**WORK REQUIRED:**
Omit any picture, and return the remaining data exactly as written.

**INPUT MATERIAL:**

** Begin **

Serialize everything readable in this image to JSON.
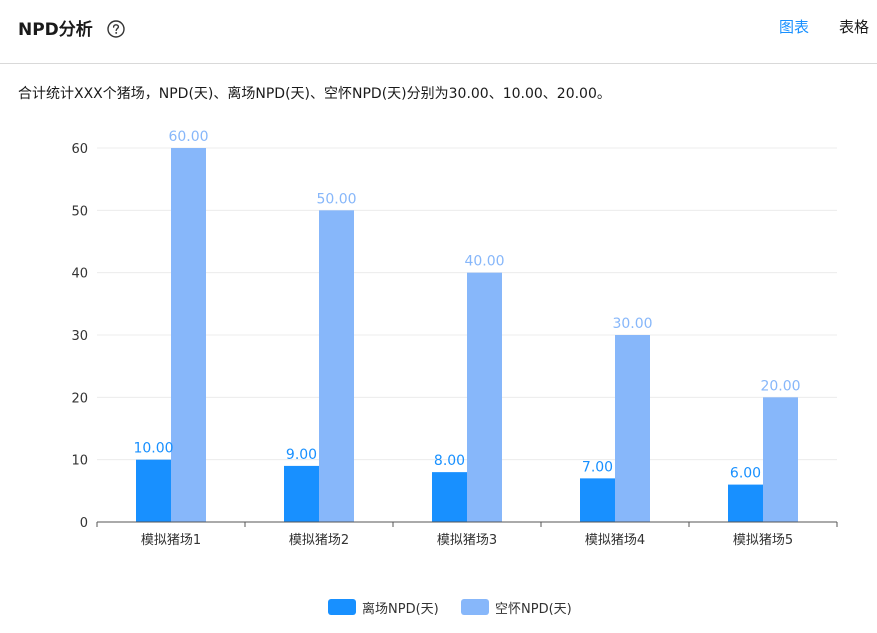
{
  "header": {
    "title": "NPD分析",
    "tabs": [
      {
        "label": "图表",
        "active": true
      },
      {
        "label": "表格",
        "active": false
      }
    ],
    "active_color": "#1890ff",
    "inactive_color": "#1a1a1a"
  },
  "summary": "合计统计XXX个猪场，NPD(天)、离场NPD(天)、空怀NPD(天)分别为30.00、10.00、20.00。",
  "chart_data": {
    "type": "bar",
    "categories": [
      "模拟猪场1",
      "模拟猪场2",
      "模拟猪场3",
      "模拟猪场4",
      "模拟猪场5"
    ],
    "series": [
      {
        "name": "离场NPD(天)",
        "values": [
          10,
          9,
          8,
          7,
          6
        ],
        "color": "#1890ff",
        "label_color": "#1890ff"
      },
      {
        "name": "空怀NPD(天)",
        "values": [
          60,
          50,
          40,
          30,
          20
        ],
        "color": "#87b7fa",
        "label_color": "#87b7fa"
      }
    ],
    "data_labels": [
      [
        "10.00",
        "9.00",
        "8.00",
        "7.00",
        "6.00"
      ],
      [
        "60.00",
        "50.00",
        "40.00",
        "30.00",
        "20.00"
      ]
    ],
    "yticks": [
      "0",
      "10",
      "20",
      "30",
      "40",
      "50",
      "60"
    ],
    "ylim": [
      0,
      60
    ],
    "grid": true,
    "legend_position": "bottom-center"
  }
}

** End **

**RESPONSE:**
Serialize everything readable in this image to JSON.
{
  "header": {
    "title": "NPD分析",
    "tabs": [
      {
        "label": "图表",
        "active": true
      },
      {
        "label": "表格",
        "active": false
      }
    ],
    "active_color": "#1890ff",
    "inactive_color": "#1a1a1a"
  },
  "summary": "合计统计XXX个猪场，NPD(天)、离场NPD(天)、空怀NPD(天)分别为30.00、10.00、20.00。",
  "chart_data": {
    "type": "bar",
    "categories": [
      "模拟猪场1",
      "模拟猪场2",
      "模拟猪场3",
      "模拟猪场4",
      "模拟猪场5"
    ],
    "series": [
      {
        "name": "离场NPD(天)",
        "values": [
          10,
          9,
          8,
          7,
          6
        ],
        "color": "#1890ff",
        "label_color": "#1890ff"
      },
      {
        "name": "空怀NPD(天)",
        "values": [
          60,
          50,
          40,
          30,
          20
        ],
        "color": "#87b7fa",
        "label_color": "#87b7fa"
      }
    ],
    "data_labels": [
      [
        "10.00",
        "9.00",
        "8.00",
        "7.00",
        "6.00"
      ],
      [
        "60.00",
        "50.00",
        "40.00",
        "30.00",
        "20.00"
      ]
    ],
    "yticks": [
      "0",
      "10",
      "20",
      "30",
      "40",
      "50",
      "60"
    ],
    "ylim": [
      0,
      60
    ],
    "grid": true,
    "legend_position": "bottom-center"
  }
}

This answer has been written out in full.